> _Ausgangstext_

-------------------------

Etwas Besseres als der Optimismus
Der Philosoph Guillaume Paoli erhält für sein Buch Geist und Müll. Von Denkweisen in postnormalen Zeiten den Günther Anders-Preis für kritisches Denken. In seiner Dankesrede, die er am 14. April in Wien hielt, sprach er über sein freiwilliges Außenseitertum, Optimismus als Ideologie und den Todeskuss der Maschine.
Vielleicht kann ich meinen Dank am besten wie folgt zum Ausdruck bringen: Hätte ich zwischen allen möglichen Ehrungen wählen dürfen, die für Autoren in Frage kommen, hätte ich mich ohne Zweifel für diesen einen Preis entschieden – nicht unbedingt, dass ich mich ihm würdig wüsste, sondern weil mich die Wertsetzung anspricht. Ich konnte nicht wählen, wurde aber gewählt, darum gratuliere ich der Jury für die weise Entscheidung. Von den mehreren Aspekten, in denen ich mich Günther Anders verbunden fühle, möchte ich gleich einen erwähnen. In einem Brief aus dem Jahr 1963 wirft Anders seinem Adressat Theodor Adorno vor, dieser habe sich, Zitat: „anerkannt als offiziell zugelassener Papst der Radikalität, in der ominösen und jämmerlichen Deutschen Bundesrepublik doch irgendwie häuslich eingerichtet“. Vom Sperrfeuer der Kritik bleibt auch die Stellung des kritischen Theoretikers nicht verschont, die ihm in der bestehenden Ordnung eingeräumt wird. Man kann nicht, so Anders weiter, „als ein Professor Nietzsche leben oder als ein surrealistischer Geheimrat.“ Obgleich es an einen Schwindel grenzt, meinen sehr bescheidenen kritischen Beitrag in irgendeine Verbindung mit beiden erwähnten Denkern zu setzen, kann ich zumindest behaupten, dass ich immer die Position des freiwilligen Außenseiters gehalten habe.

-------------------------

> _Aufgaben_
a – Fasse den Absatz der Dankesrede, der mit „Vielleicht kann ich meinen Dank“ beginnt, in drei Sätzen kürzer zusammen.
b – Gib alle Zeilen der Liste unten unverändert wieder und lass die Bilder dabei weg.

(Quelldaten)
-------------------------

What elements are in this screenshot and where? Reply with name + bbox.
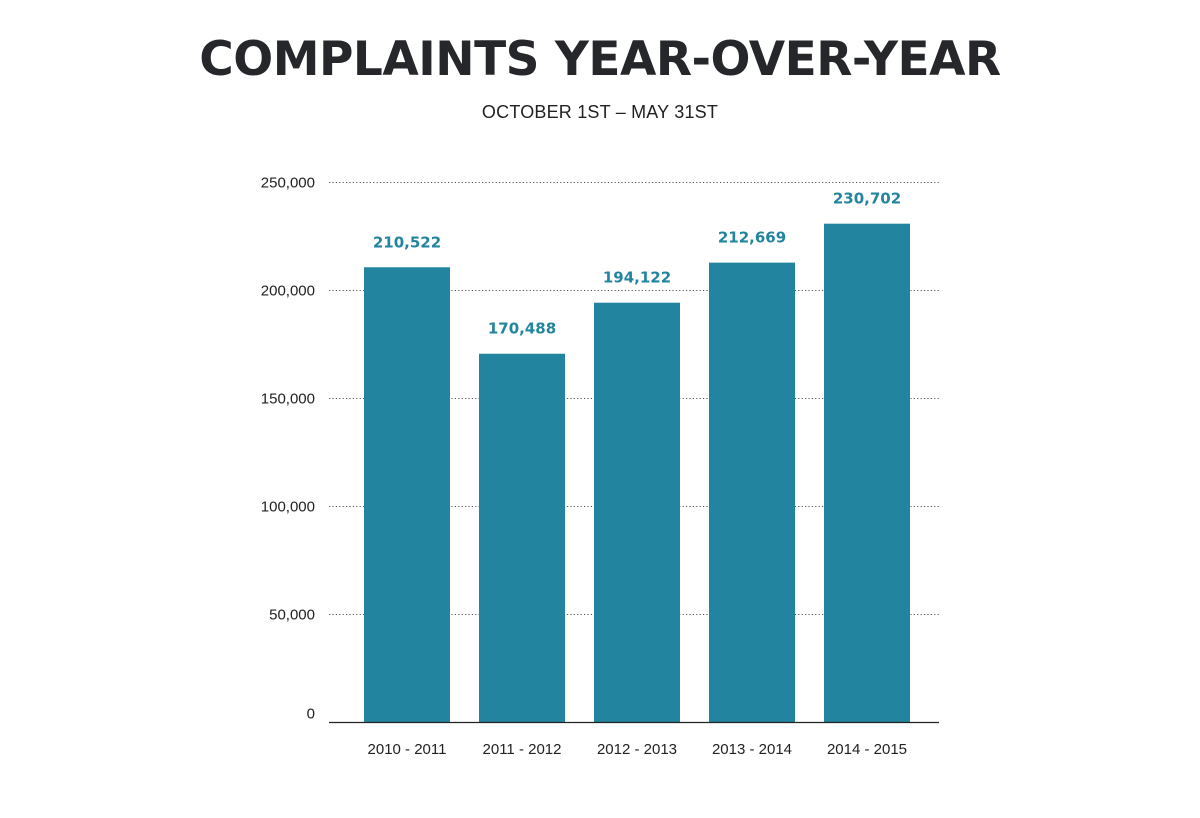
bar bbox=[709, 262, 795, 722]
data-label: 230,702 bbox=[833, 190, 901, 208]
data-label: 210,522 bbox=[373, 233, 441, 251]
bar bbox=[364, 267, 450, 722]
chart-title: COMPLAINTS YEAR-OVER-YEAR bbox=[199, 32, 1001, 87]
y-tick-label: 150,000 bbox=[261, 391, 315, 408]
data-label: 170,488 bbox=[488, 320, 556, 338]
x-tick-label: 2010 - 2011 bbox=[368, 741, 447, 758]
y-tick-label: 100,000 bbox=[261, 499, 315, 516]
y-tick-label: 200,000 bbox=[261, 283, 315, 300]
y-tick-label: 250,000 bbox=[261, 175, 315, 192]
y-tick-label: 50,000 bbox=[269, 607, 315, 624]
data-label: 212,669 bbox=[718, 229, 786, 247]
x-tick-label: 2013 - 2014 bbox=[712, 741, 792, 758]
x-tick-label: 2012 - 2013 bbox=[597, 741, 677, 758]
x-tick-label: 2014 - 2015 bbox=[827, 741, 907, 758]
chart-subtitle: OCTOBER 1ST – MAY 31ST bbox=[481, 102, 719, 122]
data-label: 194,122 bbox=[603, 269, 671, 287]
bar bbox=[594, 302, 680, 722]
bar bbox=[824, 223, 910, 722]
y-tick-label: 0 bbox=[307, 706, 315, 723]
bar bbox=[479, 353, 565, 722]
x-tick-label: 2011 - 2012 bbox=[483, 741, 562, 758]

-------------------------

> _Lösungen_
a – Unter allen möglichen Ehrungen für Autoren hätte der Redner genau diesen Preis gewählt, weil ihn dessen Wertsetzung anspricht, und er gratuliert der Jury zu ihrer Entscheidung. Als einen Punkt seiner Verbundenheit mit Günther Anders nennt er dessen Brief von 1963, in dem Anders Theodor Adorno vorwarf, sich als offiziell zugelassener „Papst der Radikalität“ in der Bundesrepublik häuslich eingerichtet zu haben, denn man könne nicht „als ein Professor Nietzsche leben oder als ein surrealistischer Geheimrat“. Seinen eigenen bescheidenen kritischen Beitrag mit beiden Denkern zu verbinden, grenzt für ihn an Schwindel, doch er habe immer die Position des freiwilligen Außenseiters gehalten.

b –
What elements are in this screenshot and where? Reply with name + bbox.
bar bbox=[709, 262, 795, 722]
data-label: 230,702 bbox=[833, 190, 901, 208]
data-label: 210,522 bbox=[373, 233, 441, 251]
bar bbox=[364, 267, 450, 722]
chart-title: COMPLAINTS YEAR-OVER-YEAR bbox=[199, 32, 1001, 87]
y-tick-label: 150,000 bbox=[261, 391, 315, 408]
data-label: 170,488 bbox=[488, 320, 556, 338]
x-tick-label: 2010 - 2011 bbox=[368, 741, 447, 758]
y-tick-label: 100,000 bbox=[261, 499, 315, 516]
y-tick-label: 200,000 bbox=[261, 283, 315, 300]
y-tick-label: 250,000 bbox=[261, 175, 315, 192]
y-tick-label: 50,000 bbox=[269, 607, 315, 624]
data-label: 212,669 bbox=[718, 229, 786, 247]
x-tick-label: 2013 - 2014 bbox=[712, 741, 792, 758]
x-tick-label: 2012 - 2013 bbox=[597, 741, 677, 758]
x-tick-label: 2014 - 2015 bbox=[827, 741, 907, 758]
chart-subtitle: OCTOBER 1ST – MAY 31ST bbox=[481, 102, 719, 122]
data-label: 194,122 bbox=[603, 269, 671, 287]
bar bbox=[594, 302, 680, 722]
bar bbox=[824, 223, 910, 722]
y-tick-label: 0 bbox=[307, 706, 315, 723]
bar bbox=[479, 353, 565, 722]
x-tick-label: 2011 - 2012 bbox=[483, 741, 562, 758]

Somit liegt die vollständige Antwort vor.